- [Exercise description]: Every line holding the word "правового" counts once. Give the total, nothing more.

Data records
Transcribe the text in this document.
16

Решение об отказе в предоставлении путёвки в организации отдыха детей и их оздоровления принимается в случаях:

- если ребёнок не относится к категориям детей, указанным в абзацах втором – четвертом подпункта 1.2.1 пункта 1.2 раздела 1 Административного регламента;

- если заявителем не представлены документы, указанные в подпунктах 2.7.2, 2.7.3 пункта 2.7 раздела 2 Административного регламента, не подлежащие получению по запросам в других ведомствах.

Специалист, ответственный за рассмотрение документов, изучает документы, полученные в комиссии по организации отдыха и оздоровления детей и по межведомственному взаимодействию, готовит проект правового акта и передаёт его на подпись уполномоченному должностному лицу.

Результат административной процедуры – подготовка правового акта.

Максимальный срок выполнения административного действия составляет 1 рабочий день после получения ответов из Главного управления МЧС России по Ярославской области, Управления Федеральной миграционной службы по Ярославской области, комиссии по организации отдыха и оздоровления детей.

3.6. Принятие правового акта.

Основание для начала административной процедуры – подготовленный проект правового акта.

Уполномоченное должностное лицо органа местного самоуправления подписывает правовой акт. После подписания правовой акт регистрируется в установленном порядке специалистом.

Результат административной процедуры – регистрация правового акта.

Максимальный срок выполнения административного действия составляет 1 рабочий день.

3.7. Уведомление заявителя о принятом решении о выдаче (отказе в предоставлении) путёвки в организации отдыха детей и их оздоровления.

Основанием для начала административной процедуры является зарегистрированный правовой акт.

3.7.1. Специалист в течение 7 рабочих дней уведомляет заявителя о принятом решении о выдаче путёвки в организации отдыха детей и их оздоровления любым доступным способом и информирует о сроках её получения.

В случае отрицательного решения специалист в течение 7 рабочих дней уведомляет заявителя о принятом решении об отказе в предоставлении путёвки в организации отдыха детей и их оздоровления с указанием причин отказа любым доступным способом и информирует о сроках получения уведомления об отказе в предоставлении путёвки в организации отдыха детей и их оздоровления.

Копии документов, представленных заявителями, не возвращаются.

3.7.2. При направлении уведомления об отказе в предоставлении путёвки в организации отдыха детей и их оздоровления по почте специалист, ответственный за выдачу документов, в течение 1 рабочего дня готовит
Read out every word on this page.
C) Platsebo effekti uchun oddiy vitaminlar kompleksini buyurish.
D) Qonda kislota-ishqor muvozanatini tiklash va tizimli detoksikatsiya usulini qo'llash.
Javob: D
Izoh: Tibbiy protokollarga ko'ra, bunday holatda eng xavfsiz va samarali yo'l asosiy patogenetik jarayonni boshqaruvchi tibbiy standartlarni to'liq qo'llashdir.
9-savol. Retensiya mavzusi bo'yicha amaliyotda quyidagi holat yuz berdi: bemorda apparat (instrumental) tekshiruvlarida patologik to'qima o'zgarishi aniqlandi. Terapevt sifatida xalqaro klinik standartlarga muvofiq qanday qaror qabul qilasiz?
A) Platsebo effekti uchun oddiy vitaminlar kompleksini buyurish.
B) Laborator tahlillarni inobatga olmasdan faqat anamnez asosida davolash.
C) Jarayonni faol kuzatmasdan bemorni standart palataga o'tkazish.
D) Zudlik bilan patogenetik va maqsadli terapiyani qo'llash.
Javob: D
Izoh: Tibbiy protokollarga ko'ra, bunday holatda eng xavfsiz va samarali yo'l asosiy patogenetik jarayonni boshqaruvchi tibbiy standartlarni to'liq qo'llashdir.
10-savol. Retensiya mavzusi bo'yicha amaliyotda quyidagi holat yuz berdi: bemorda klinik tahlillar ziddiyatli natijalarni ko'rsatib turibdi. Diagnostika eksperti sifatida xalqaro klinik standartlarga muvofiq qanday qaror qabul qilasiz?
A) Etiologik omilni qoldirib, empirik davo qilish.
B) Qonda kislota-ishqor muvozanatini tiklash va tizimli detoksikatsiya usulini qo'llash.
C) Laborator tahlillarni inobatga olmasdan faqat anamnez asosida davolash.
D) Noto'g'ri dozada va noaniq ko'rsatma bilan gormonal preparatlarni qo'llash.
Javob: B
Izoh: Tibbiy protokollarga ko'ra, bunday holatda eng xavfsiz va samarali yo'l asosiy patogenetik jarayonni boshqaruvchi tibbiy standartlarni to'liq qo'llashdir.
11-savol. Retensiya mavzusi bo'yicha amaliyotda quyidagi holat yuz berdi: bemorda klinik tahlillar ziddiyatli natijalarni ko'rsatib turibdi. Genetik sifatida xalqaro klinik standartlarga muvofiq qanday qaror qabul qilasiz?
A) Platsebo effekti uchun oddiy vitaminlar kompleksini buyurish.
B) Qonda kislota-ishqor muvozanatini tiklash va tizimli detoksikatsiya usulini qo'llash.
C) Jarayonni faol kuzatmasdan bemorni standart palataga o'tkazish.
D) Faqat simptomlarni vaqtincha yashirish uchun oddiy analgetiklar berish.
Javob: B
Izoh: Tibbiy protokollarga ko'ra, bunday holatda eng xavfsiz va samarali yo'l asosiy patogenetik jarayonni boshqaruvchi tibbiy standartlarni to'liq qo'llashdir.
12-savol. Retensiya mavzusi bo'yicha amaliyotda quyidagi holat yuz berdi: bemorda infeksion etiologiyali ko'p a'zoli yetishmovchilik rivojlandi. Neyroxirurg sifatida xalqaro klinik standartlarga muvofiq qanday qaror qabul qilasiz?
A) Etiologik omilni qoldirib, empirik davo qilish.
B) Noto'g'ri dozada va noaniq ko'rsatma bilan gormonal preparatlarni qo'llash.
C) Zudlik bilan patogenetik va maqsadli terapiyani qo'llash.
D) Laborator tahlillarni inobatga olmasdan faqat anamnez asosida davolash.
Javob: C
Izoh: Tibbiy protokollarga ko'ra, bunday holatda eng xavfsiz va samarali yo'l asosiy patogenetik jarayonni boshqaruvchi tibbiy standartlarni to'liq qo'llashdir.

- [Final answer]: 5